> [AIM OF THE TASK] Copy every line from the data below in which the string "Gonorrhoea" can be found.

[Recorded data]
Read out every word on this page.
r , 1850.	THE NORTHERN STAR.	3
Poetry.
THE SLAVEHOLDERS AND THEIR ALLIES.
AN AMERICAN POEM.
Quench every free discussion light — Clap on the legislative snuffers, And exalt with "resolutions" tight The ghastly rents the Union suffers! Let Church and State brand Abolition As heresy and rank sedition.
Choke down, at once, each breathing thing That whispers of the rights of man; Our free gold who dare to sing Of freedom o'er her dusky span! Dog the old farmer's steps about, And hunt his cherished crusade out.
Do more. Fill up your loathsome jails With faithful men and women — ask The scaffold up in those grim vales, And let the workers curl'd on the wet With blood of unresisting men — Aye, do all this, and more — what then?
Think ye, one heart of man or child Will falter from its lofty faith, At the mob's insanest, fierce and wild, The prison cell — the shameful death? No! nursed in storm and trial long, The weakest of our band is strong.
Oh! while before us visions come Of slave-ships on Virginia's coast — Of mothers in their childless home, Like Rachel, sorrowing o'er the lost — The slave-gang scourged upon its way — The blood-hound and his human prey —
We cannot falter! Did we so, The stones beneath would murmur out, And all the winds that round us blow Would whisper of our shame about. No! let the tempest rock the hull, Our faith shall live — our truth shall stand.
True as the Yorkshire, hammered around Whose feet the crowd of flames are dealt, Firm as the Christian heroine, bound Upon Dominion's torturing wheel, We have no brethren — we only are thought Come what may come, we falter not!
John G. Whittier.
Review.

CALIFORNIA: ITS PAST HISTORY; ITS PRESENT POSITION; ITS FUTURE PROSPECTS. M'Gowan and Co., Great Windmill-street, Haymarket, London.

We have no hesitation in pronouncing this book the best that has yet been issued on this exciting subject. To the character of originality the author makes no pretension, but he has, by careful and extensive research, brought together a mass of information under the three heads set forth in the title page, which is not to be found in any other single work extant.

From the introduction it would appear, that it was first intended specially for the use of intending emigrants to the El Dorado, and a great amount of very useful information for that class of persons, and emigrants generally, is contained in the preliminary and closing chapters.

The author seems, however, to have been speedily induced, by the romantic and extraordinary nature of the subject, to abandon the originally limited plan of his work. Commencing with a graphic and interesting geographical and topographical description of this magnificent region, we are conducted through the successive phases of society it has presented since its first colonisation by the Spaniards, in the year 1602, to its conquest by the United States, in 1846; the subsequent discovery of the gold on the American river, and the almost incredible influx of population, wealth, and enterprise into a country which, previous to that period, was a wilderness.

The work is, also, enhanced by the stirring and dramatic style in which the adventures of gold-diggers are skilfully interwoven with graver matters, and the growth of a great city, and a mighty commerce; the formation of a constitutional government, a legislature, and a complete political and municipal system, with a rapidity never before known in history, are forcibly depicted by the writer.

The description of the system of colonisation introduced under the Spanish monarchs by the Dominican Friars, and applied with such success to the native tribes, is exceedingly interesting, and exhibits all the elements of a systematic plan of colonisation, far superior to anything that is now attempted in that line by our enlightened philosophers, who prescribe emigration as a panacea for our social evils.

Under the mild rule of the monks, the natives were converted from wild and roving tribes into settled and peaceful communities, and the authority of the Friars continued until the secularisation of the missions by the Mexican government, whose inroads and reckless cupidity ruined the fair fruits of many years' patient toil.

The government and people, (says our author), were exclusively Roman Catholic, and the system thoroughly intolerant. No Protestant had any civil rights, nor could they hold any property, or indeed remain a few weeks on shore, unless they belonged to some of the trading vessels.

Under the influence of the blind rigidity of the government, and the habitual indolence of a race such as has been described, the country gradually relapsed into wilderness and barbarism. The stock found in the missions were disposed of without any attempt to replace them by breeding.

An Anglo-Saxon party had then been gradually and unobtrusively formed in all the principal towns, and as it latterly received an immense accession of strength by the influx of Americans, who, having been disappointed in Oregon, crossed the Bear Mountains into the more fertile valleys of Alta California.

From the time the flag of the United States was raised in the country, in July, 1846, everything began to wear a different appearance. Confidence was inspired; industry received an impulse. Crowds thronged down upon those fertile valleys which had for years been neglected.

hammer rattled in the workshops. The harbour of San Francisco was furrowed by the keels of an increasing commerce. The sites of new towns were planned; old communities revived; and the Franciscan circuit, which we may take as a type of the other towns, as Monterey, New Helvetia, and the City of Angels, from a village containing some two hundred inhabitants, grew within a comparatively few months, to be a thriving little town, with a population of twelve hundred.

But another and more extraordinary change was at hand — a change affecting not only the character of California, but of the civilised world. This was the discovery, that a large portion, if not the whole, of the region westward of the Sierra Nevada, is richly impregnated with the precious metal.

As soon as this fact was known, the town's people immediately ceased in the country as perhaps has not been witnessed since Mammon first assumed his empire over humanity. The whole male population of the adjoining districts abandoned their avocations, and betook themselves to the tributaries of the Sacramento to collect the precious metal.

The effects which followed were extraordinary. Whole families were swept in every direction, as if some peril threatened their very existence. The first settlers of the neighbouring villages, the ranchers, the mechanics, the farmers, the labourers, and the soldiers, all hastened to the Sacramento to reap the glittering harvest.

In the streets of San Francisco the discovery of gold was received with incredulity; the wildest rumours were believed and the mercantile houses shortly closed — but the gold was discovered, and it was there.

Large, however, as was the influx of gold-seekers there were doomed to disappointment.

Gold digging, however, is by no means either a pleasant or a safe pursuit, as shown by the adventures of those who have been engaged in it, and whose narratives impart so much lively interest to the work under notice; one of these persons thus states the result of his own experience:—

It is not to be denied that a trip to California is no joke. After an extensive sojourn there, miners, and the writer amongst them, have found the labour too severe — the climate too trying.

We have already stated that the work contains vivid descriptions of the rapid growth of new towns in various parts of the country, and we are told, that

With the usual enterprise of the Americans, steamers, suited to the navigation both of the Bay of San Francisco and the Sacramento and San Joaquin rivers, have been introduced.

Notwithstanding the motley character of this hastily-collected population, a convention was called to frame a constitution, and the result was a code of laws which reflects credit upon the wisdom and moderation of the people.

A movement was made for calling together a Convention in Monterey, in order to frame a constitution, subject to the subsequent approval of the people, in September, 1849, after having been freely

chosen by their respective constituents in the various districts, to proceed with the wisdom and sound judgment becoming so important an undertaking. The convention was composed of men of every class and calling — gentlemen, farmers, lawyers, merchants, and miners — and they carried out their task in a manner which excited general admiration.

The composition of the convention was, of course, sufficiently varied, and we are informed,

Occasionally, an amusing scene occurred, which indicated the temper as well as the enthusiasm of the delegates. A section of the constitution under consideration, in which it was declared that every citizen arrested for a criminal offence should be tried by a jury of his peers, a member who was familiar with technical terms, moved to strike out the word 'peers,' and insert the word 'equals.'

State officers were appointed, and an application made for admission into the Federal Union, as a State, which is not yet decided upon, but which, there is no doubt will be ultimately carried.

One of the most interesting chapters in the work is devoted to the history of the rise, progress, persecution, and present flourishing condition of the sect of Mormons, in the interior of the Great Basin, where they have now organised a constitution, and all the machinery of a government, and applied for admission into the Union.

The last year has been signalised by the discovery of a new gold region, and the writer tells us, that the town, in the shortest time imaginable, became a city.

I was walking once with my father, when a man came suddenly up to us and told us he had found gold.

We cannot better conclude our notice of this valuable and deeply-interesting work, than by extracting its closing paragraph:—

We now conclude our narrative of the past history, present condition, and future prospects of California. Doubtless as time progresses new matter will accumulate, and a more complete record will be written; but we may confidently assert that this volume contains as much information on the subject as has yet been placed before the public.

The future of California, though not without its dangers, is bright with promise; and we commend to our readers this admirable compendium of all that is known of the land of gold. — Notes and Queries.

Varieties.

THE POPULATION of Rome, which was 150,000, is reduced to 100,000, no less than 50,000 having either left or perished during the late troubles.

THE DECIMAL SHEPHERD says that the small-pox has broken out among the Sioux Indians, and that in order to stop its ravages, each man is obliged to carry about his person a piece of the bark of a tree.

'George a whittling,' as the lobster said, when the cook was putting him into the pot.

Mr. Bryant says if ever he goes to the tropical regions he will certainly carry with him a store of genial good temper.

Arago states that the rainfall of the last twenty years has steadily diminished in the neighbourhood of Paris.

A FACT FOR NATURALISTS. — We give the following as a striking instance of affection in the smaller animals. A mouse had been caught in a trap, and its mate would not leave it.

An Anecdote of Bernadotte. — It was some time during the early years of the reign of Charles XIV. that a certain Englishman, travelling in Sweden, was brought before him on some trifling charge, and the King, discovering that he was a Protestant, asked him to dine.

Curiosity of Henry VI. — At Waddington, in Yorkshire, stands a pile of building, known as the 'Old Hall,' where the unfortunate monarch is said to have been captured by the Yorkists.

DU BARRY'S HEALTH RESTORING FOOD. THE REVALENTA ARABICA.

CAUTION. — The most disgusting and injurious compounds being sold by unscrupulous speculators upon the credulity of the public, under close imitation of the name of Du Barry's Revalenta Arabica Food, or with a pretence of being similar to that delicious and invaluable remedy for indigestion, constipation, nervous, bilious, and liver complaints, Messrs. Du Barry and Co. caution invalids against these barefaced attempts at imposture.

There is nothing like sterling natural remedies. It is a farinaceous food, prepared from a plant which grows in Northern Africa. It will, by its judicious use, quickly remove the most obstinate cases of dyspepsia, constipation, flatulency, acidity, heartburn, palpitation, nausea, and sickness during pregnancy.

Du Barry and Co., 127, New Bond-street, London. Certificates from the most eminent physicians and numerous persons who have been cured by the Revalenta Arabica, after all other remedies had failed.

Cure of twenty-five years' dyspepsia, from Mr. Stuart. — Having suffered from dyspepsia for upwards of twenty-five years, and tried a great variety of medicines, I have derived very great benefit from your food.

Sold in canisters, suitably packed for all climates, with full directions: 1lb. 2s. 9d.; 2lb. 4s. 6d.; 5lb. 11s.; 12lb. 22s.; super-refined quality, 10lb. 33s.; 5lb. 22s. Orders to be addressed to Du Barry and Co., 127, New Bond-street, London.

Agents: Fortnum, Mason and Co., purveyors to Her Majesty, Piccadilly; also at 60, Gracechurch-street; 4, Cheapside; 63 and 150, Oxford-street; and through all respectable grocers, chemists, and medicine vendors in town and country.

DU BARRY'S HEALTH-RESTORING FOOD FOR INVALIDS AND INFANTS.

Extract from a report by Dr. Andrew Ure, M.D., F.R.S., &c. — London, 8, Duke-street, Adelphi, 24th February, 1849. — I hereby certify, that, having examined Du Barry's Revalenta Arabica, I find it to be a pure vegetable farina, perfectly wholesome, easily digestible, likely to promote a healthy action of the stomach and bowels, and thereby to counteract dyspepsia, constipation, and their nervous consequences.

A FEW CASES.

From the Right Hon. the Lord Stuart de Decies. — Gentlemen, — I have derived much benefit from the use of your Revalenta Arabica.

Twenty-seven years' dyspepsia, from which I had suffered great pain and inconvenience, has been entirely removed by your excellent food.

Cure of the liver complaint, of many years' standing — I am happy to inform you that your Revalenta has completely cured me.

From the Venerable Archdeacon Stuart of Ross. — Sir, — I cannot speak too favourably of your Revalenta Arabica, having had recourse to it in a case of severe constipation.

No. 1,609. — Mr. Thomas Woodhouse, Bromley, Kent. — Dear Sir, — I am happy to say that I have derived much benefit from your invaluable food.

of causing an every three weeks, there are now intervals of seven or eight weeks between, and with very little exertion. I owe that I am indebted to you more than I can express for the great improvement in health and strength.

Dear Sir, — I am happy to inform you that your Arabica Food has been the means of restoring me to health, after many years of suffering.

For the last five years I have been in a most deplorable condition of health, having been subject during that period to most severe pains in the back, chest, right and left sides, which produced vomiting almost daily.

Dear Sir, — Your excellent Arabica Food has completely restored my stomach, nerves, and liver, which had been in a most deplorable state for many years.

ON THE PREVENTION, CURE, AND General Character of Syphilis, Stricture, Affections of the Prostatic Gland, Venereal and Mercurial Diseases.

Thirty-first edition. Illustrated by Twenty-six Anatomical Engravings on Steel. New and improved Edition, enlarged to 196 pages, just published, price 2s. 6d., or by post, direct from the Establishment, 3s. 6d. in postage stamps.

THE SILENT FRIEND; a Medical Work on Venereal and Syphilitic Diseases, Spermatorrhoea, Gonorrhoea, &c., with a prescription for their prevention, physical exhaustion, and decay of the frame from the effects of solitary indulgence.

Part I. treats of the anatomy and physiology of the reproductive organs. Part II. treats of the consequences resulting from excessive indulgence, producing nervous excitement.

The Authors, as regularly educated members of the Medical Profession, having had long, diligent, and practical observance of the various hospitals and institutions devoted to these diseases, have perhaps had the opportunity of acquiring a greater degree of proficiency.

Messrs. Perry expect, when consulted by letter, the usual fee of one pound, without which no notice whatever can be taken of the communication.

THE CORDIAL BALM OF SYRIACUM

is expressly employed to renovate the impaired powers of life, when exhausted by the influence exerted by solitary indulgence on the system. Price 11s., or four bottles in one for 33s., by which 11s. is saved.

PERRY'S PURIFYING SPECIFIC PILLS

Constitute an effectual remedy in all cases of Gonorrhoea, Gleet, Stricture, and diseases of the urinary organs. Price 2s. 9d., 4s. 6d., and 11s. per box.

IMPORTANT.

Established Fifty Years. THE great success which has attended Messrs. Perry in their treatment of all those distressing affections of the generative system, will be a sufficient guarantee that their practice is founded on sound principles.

> [EXPECTED ANSWER]
THE SILENT FRIEND; a Medical Work on Venereal and Syphilitic Diseases, Spermatorrhoea, Gonorrhoea, &c., with a prescription for their prevention, physical exhaustion, and decay of the frame from the effects of solitary indulgence.
Constitute an effectual remedy in all cases of Gonorrhoea, Gleet, Stricture, and diseases of the urinary organs. Price 2s. 9d., 4s. 6d., and 11s. per box.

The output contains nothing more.